Stored data

•••••

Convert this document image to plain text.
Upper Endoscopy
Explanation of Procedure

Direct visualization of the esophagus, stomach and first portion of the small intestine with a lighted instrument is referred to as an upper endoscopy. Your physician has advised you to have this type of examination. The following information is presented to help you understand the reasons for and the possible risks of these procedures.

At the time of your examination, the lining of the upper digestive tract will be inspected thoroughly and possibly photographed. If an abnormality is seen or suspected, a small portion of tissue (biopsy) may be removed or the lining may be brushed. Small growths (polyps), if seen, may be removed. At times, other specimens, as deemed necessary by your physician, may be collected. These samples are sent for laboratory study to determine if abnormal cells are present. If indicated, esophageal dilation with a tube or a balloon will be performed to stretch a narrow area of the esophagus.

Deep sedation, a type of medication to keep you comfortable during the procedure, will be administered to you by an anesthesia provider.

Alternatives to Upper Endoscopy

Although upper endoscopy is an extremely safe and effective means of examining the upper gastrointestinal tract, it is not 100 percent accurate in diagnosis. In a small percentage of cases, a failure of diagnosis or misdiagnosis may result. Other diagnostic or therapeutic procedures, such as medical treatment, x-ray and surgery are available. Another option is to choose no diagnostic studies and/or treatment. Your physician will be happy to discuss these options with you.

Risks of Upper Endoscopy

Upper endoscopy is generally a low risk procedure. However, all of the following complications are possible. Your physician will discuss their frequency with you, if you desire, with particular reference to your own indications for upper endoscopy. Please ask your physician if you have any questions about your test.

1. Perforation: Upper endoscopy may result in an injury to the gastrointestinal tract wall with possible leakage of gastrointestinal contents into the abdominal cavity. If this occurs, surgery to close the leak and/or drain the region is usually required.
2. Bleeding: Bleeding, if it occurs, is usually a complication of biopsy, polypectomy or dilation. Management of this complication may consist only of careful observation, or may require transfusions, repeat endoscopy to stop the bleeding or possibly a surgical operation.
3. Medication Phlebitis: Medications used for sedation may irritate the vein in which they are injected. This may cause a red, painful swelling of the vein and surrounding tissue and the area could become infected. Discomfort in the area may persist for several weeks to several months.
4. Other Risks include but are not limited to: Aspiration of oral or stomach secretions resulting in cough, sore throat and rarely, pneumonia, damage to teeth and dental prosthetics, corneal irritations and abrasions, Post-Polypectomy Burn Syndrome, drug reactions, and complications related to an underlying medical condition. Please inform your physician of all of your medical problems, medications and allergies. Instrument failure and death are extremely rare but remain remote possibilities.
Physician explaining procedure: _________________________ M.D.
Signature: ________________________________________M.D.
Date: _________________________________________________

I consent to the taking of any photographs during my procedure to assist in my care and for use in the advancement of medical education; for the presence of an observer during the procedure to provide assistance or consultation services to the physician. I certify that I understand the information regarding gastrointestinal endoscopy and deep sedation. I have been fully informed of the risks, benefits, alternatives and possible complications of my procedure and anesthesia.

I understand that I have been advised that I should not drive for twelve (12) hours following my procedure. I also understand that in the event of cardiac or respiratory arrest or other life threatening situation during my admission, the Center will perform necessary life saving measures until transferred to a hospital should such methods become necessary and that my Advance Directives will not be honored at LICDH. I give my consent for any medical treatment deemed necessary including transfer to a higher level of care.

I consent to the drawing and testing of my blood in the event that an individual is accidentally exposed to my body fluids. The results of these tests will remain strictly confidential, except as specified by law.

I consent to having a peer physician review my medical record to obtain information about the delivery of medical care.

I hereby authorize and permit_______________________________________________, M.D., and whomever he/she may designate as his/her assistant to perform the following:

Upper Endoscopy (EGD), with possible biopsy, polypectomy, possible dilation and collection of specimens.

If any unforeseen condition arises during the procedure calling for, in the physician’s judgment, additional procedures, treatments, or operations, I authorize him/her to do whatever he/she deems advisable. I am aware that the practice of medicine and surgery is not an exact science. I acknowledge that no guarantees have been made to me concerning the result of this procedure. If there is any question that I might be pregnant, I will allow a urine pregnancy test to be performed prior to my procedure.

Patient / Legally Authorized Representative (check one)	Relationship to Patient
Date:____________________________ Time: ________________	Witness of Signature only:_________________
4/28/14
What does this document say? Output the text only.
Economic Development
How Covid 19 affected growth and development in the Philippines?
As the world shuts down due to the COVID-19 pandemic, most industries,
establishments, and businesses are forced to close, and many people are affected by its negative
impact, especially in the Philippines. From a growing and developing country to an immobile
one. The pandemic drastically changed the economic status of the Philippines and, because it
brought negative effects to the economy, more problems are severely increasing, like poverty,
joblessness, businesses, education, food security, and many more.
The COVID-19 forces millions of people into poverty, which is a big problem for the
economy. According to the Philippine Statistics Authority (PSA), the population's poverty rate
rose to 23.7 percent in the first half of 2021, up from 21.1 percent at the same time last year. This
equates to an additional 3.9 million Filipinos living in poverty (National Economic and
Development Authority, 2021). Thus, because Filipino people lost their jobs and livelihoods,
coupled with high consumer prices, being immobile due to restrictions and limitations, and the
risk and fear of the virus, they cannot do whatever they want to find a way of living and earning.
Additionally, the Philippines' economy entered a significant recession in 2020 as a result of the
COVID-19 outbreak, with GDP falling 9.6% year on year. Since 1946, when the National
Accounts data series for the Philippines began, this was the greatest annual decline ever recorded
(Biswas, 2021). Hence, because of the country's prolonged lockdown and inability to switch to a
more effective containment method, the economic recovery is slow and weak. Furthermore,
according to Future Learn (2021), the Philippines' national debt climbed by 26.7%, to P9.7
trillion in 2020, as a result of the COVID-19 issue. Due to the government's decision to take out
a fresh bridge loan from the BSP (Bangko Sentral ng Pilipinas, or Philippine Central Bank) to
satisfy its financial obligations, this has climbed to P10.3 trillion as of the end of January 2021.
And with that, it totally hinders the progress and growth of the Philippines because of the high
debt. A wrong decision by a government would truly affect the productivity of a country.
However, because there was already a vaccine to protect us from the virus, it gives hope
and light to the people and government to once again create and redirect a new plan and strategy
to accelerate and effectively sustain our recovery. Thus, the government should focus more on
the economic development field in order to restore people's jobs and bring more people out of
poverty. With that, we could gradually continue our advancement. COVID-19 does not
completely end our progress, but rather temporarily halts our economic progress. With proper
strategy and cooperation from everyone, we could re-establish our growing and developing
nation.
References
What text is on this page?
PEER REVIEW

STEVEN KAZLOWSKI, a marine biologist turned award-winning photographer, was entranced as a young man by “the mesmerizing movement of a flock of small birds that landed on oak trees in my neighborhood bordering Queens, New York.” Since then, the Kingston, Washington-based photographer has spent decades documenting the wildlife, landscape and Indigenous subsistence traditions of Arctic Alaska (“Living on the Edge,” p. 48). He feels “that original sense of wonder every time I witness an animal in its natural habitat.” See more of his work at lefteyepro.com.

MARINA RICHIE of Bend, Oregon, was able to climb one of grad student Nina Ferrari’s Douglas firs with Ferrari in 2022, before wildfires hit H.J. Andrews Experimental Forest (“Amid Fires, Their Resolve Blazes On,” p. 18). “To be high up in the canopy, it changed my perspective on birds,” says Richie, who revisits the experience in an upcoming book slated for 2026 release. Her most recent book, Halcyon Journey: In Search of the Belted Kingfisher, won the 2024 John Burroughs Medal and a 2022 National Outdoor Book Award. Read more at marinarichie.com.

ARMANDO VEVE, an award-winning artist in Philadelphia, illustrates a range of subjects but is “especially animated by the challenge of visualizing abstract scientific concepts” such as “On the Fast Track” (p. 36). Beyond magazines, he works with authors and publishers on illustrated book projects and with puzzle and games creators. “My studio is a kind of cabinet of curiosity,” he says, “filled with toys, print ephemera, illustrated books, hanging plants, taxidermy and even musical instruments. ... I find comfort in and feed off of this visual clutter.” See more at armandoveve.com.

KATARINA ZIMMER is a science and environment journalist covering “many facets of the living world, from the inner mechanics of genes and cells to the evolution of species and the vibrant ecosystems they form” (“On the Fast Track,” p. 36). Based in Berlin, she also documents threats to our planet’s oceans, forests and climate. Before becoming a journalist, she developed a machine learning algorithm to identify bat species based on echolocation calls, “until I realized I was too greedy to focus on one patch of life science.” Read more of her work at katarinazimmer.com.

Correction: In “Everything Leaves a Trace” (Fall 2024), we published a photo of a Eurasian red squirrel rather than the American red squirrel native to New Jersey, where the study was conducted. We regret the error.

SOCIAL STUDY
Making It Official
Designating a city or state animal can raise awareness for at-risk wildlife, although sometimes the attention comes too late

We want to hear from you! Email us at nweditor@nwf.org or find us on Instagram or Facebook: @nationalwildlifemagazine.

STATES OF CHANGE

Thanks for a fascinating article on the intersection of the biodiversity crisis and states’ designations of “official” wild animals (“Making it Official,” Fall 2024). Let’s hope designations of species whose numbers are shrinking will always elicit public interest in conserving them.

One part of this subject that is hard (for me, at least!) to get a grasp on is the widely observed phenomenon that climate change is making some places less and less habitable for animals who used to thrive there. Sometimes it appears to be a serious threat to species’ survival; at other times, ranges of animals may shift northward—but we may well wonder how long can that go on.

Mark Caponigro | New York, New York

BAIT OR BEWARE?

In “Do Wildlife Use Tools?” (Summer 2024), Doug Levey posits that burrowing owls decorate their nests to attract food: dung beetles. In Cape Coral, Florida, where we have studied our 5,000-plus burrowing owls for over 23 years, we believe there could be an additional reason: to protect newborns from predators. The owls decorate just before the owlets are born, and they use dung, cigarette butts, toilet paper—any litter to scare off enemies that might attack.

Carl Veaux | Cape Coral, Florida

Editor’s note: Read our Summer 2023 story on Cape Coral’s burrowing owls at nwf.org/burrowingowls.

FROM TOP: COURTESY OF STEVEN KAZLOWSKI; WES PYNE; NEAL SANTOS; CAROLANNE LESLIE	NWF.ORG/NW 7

•••••

**PROBLEM REQUIREMENTS:** The number of lines in the data that hold "become" is all that should be given.

**RESPONSE FOR THIS EXERCISE:** 2